--- Start Data for processing ---
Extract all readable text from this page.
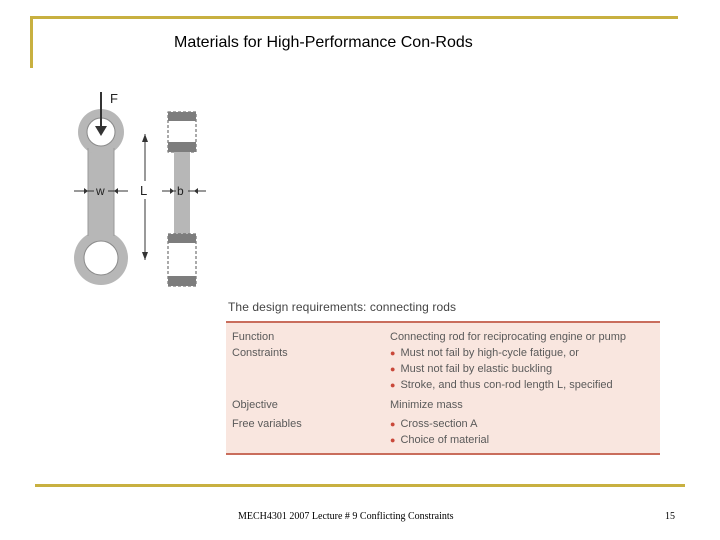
Materials for High-Performance Con-Rods
F
w	L b
The design requirements: connecting rods
Function	Connecting rod for reciprocating engine or pump
Constraints	● Must not fail by high-cycle fatigue, or
● Must not fail by elastic buckling
● Stroke, and thus con-rod length L, specified
Objective	Minimize mass
Free variables	● Cross-section A
● Choice of material
MECH4301 2007 Lecture # 9 Conflicting Constraints	15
--- End Data for processing ---
Exercise description:
Search the records for the word "Must". Copy every line that has it.

Completed exercise:
Constraints	● Must not fail by high-cycle fatigue, or
● Must not fail by elastic buckling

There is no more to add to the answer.